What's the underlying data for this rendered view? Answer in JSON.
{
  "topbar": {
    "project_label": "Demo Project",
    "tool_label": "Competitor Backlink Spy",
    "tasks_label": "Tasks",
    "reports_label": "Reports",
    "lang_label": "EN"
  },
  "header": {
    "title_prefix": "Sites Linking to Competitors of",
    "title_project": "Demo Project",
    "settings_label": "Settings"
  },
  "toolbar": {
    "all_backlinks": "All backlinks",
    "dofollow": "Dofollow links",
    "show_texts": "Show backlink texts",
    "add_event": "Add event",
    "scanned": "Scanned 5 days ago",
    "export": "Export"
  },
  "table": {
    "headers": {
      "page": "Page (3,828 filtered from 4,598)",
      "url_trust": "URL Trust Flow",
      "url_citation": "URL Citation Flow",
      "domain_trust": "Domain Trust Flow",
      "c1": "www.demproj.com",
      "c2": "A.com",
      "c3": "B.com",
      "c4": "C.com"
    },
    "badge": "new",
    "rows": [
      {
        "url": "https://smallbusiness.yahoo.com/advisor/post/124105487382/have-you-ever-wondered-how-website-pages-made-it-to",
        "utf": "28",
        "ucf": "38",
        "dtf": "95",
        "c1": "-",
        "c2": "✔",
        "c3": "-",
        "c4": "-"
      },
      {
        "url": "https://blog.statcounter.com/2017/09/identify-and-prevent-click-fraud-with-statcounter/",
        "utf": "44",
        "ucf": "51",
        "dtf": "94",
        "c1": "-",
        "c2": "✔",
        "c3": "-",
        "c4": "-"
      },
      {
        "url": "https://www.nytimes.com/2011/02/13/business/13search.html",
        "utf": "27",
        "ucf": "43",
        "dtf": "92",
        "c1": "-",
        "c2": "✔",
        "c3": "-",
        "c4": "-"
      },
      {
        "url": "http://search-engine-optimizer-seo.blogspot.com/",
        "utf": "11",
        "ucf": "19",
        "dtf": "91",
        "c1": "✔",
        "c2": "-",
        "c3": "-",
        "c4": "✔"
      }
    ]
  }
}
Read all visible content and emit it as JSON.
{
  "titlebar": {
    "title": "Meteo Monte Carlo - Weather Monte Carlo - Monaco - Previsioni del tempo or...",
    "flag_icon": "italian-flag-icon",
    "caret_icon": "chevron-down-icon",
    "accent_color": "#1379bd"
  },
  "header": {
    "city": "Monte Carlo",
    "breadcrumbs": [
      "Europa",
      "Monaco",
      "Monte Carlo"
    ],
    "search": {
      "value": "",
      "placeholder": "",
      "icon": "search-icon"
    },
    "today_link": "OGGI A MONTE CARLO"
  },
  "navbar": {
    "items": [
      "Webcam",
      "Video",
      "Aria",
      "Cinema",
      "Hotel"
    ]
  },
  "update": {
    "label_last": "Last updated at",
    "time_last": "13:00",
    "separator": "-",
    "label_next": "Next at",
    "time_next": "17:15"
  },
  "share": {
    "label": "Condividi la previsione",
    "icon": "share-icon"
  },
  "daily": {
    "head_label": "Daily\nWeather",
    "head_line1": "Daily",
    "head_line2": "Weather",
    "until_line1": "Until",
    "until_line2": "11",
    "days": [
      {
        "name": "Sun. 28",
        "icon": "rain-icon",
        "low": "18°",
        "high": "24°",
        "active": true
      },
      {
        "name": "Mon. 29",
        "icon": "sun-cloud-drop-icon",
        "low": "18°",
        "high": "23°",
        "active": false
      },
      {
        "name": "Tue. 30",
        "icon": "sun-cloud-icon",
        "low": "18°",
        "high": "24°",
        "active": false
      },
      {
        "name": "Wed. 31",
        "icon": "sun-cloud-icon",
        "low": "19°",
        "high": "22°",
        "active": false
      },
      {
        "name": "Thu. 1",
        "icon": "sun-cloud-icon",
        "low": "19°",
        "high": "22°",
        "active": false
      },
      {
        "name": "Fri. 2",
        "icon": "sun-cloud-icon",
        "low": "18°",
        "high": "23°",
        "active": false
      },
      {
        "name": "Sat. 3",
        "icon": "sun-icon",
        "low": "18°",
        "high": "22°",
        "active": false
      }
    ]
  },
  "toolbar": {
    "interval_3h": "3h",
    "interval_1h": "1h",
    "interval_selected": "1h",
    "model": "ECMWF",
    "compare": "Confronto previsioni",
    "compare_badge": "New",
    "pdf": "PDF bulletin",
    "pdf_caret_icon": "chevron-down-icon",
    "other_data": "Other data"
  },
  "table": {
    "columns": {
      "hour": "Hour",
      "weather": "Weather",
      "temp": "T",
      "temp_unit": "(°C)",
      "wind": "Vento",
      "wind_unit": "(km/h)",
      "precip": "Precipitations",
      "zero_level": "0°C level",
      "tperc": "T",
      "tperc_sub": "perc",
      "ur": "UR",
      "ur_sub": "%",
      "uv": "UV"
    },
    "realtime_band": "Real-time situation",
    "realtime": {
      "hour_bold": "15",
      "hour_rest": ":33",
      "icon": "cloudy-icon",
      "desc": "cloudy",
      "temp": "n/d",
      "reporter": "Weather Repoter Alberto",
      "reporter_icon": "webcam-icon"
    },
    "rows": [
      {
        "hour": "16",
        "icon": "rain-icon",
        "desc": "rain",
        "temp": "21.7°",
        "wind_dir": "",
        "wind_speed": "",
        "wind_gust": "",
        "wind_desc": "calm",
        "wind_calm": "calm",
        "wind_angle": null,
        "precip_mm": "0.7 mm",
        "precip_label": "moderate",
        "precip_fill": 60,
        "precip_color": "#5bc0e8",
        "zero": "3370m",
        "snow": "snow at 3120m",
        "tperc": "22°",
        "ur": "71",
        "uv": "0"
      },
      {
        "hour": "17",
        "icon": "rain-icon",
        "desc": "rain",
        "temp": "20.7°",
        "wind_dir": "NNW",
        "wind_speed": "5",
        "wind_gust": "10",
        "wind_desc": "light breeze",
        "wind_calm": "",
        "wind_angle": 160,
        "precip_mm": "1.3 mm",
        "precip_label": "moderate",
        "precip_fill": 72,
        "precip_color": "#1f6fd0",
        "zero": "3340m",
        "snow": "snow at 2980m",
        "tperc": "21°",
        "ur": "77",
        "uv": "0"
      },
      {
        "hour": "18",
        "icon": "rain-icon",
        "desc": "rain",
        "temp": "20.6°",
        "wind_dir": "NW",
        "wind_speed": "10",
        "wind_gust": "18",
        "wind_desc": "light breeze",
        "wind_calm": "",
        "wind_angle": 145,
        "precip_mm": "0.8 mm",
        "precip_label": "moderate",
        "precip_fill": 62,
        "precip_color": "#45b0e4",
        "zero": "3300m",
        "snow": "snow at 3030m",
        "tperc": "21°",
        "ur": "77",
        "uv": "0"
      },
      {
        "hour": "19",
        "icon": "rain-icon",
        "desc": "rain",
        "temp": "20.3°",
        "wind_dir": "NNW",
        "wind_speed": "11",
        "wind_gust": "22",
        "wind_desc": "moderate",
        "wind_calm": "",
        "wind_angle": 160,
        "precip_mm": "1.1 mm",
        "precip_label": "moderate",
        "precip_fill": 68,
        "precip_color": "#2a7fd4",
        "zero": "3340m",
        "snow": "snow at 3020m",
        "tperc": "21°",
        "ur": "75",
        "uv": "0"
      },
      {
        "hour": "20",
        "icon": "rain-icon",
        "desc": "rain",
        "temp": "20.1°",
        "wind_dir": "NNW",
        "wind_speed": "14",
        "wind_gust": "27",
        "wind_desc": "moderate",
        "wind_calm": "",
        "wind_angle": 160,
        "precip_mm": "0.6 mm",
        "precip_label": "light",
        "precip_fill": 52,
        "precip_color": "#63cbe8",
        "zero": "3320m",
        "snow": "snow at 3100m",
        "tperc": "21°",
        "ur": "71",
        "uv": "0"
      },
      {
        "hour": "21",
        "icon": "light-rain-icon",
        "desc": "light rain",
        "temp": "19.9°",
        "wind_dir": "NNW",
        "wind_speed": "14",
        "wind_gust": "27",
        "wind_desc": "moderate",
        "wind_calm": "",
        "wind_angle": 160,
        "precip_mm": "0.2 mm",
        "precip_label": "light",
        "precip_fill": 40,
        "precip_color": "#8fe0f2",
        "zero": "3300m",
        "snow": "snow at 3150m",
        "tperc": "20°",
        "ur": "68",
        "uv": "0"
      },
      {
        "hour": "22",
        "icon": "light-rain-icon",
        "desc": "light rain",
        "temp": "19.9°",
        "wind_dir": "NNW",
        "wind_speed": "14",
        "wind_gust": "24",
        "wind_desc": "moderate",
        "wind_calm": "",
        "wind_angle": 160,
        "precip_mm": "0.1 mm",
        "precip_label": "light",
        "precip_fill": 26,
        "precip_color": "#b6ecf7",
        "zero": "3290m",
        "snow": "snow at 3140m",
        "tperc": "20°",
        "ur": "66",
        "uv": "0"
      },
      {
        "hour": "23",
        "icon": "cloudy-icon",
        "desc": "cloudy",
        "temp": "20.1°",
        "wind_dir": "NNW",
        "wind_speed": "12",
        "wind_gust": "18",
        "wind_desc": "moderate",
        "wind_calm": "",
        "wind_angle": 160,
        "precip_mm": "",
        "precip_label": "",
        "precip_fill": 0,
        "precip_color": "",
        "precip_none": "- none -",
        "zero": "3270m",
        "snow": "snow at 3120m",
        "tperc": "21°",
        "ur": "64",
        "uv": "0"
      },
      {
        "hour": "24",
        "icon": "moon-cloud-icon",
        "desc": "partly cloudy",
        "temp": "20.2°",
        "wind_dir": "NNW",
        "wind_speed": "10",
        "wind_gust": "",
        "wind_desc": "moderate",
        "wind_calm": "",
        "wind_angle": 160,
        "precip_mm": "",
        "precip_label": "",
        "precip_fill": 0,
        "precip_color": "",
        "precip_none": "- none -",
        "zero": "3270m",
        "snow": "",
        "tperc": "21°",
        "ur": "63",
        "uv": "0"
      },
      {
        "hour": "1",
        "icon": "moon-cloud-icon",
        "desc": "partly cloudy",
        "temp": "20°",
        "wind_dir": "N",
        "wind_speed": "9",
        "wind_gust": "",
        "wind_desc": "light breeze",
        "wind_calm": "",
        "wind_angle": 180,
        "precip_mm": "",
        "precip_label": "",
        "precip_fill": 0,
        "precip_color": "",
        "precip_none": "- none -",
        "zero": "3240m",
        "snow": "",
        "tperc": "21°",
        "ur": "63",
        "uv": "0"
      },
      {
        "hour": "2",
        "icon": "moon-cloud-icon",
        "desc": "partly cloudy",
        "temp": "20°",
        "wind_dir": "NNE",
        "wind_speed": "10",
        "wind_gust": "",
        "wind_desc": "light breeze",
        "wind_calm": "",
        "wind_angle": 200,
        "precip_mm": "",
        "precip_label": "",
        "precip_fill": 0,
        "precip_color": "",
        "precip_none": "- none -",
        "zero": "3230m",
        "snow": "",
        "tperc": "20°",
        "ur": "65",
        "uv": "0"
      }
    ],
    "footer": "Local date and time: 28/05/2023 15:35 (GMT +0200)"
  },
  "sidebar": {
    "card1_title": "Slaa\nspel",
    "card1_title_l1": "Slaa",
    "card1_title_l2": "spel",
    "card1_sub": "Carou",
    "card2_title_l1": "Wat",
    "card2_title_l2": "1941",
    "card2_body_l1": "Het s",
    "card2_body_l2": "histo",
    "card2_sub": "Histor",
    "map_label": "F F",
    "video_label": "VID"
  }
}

--------------------------------------------------

## WHAT YOU WILL DO
From the listing above, copy all lines holding the word "Slaa".

## WRITTEN REPLY
    "card1_title": "Slaa\nspel",
    "card1_title_l1": "Slaa",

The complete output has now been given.